▶ **Required task**:
Separate out the lines that hold "totalmente".

▶ **Data for processing**:
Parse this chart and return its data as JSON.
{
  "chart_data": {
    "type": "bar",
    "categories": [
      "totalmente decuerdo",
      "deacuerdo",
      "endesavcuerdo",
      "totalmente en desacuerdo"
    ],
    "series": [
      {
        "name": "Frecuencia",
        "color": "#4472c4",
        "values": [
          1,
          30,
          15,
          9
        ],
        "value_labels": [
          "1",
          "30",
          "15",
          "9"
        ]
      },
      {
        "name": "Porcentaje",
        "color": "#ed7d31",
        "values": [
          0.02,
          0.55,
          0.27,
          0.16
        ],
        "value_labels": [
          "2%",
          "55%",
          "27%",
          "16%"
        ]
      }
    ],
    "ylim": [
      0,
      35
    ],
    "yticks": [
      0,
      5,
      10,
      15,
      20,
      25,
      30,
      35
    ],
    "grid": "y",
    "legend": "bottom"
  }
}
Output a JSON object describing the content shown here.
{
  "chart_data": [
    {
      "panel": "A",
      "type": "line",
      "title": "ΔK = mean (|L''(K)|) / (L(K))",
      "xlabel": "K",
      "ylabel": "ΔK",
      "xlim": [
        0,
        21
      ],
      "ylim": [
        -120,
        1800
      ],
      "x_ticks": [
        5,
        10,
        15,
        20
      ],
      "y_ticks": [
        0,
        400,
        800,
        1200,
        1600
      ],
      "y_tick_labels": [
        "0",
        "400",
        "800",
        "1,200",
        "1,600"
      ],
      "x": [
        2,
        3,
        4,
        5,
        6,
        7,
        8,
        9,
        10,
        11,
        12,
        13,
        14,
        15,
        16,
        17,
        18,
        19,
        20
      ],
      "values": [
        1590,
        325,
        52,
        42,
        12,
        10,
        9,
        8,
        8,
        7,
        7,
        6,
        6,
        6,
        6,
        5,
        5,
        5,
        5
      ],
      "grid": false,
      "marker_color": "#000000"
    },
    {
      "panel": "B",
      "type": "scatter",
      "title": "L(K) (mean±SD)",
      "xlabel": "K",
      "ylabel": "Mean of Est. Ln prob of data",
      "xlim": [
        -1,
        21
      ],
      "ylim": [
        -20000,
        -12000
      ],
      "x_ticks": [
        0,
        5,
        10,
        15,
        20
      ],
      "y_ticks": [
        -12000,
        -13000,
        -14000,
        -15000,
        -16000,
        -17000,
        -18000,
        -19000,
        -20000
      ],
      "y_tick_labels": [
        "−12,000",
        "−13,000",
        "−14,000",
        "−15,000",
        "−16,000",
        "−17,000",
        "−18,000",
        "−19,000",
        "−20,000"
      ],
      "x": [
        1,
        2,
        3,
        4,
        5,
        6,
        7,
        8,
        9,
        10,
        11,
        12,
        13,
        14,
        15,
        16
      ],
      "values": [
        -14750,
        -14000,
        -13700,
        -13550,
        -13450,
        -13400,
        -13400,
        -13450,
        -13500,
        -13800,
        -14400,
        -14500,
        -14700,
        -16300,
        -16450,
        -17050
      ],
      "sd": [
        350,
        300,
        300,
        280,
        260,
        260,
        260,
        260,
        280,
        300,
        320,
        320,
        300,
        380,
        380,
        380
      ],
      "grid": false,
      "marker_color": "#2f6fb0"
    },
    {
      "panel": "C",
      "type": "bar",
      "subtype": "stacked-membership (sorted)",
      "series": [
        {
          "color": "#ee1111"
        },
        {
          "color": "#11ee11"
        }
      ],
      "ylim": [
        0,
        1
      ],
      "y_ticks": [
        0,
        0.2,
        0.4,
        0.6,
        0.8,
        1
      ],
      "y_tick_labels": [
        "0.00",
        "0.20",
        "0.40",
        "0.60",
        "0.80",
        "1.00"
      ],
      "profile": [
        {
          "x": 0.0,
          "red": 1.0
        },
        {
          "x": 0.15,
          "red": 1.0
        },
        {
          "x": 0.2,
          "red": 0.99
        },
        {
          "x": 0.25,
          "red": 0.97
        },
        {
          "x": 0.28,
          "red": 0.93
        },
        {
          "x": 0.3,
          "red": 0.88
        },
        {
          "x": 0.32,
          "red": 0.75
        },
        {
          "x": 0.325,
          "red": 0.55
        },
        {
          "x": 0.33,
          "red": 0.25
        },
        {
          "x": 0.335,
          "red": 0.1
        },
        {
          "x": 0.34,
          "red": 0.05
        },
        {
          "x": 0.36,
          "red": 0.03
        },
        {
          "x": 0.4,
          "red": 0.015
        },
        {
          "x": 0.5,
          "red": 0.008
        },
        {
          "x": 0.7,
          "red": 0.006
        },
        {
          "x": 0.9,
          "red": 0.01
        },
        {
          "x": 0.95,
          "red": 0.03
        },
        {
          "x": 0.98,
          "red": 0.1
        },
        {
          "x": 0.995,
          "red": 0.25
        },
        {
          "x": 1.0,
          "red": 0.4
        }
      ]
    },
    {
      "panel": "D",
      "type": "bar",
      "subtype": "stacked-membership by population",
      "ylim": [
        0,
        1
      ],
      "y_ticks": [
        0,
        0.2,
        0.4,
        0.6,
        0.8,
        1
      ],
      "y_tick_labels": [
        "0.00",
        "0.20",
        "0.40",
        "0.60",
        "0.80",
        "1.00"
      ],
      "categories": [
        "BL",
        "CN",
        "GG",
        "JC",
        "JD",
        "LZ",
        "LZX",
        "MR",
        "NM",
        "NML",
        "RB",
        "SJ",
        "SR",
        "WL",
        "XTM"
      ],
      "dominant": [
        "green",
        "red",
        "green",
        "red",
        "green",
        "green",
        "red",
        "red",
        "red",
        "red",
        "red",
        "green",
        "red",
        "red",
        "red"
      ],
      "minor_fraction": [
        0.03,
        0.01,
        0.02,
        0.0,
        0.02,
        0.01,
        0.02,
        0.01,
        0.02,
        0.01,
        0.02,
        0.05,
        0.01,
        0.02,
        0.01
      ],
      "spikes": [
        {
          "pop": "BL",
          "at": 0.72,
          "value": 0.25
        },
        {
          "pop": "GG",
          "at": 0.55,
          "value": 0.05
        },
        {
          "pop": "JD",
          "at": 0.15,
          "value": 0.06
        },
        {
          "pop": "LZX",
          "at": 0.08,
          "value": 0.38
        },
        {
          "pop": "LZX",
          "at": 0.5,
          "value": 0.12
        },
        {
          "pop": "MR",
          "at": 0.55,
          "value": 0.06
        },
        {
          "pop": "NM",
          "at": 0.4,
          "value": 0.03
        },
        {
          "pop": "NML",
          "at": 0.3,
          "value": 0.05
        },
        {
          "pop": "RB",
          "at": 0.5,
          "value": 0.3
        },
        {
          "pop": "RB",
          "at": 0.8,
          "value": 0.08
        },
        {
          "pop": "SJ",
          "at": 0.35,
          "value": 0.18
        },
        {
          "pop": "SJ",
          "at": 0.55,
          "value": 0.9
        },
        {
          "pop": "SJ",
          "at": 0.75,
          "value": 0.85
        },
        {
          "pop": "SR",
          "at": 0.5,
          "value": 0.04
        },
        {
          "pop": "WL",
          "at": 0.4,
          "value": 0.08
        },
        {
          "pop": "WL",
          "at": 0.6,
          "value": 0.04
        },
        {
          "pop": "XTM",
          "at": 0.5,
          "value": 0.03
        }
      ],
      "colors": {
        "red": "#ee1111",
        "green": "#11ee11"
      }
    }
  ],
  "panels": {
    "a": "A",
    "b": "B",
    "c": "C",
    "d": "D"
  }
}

▶ **Correct answer**:
      "totalmente decuerdo",
      "totalmente en desacuerdo"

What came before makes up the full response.